§ **EXERCISE AIM**:
Show all lines from the listing below that contain "marker".

§ **TASK MATERIAL**:
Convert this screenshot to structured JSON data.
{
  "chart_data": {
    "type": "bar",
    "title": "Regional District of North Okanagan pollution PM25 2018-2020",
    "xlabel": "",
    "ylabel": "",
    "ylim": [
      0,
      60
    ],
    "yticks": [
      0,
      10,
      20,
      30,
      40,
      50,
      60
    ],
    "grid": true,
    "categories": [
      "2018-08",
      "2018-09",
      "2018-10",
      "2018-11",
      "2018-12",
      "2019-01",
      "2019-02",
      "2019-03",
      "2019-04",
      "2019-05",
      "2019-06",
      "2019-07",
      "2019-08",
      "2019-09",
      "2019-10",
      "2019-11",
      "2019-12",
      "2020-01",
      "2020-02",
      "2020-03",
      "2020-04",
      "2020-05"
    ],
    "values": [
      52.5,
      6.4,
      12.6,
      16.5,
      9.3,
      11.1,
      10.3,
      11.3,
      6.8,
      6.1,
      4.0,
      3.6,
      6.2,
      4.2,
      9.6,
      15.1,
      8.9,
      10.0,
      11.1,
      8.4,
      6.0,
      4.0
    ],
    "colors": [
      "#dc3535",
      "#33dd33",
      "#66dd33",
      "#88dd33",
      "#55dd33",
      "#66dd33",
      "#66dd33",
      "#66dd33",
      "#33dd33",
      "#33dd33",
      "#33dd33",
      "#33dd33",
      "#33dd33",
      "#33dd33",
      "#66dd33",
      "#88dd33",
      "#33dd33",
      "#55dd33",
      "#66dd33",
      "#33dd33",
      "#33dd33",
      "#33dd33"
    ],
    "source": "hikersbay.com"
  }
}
--
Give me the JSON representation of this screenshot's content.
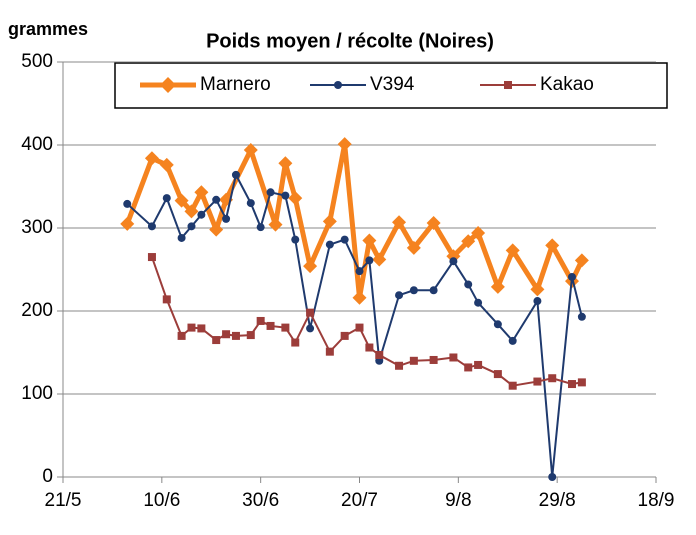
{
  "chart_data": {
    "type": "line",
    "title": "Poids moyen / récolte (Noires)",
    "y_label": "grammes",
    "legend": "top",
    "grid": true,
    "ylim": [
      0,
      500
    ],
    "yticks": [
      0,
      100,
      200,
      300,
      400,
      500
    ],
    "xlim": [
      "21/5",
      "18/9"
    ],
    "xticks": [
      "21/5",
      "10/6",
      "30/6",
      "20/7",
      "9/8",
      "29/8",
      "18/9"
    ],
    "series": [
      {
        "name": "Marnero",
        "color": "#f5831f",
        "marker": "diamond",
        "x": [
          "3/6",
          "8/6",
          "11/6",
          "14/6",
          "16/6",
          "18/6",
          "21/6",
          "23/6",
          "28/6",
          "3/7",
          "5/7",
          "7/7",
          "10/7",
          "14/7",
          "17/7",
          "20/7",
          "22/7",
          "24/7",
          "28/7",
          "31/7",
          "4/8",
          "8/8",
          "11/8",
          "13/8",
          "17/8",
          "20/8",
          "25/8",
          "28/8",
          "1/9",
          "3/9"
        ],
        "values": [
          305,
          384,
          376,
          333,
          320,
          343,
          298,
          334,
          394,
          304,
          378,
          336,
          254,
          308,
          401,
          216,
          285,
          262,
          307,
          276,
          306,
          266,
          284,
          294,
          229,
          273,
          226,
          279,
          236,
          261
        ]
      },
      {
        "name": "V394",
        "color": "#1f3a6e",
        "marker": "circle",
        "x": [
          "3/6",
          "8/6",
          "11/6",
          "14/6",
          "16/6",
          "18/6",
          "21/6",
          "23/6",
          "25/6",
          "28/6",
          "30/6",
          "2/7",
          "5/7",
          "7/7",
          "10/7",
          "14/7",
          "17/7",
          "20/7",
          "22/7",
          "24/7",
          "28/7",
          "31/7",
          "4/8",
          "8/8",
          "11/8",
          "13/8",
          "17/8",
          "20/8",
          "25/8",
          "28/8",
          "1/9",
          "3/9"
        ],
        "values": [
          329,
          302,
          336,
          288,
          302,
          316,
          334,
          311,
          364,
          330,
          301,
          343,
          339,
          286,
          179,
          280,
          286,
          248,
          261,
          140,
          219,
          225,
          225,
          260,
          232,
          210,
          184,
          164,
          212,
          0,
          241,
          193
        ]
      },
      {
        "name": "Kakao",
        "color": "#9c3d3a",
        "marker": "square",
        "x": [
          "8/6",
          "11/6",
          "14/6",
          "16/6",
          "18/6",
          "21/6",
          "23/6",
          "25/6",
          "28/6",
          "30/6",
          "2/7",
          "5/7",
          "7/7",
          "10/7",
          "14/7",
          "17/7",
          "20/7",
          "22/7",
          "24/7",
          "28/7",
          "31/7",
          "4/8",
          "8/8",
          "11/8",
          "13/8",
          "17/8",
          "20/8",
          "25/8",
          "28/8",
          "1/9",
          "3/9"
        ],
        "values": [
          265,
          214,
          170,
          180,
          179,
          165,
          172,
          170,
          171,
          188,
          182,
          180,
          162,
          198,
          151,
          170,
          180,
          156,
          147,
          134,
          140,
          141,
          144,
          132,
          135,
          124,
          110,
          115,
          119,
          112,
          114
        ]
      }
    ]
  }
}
...
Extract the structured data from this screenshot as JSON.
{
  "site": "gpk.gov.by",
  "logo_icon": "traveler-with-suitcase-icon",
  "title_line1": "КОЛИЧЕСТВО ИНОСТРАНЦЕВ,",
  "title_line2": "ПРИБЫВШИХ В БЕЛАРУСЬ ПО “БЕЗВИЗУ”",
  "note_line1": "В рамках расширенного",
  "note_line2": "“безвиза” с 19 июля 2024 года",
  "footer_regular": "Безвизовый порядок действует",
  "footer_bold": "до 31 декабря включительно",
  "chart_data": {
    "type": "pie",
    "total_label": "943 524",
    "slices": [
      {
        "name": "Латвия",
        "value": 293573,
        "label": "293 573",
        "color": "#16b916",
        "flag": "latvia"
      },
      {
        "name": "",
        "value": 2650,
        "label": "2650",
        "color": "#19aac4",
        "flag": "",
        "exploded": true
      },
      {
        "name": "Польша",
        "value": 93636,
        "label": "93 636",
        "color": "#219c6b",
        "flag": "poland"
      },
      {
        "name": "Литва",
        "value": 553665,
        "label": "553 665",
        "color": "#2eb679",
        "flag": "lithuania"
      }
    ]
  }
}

§ **CORRECT RESULT**:
        "marker": "diamond",
        "marker": "circle",
        "marker": "square",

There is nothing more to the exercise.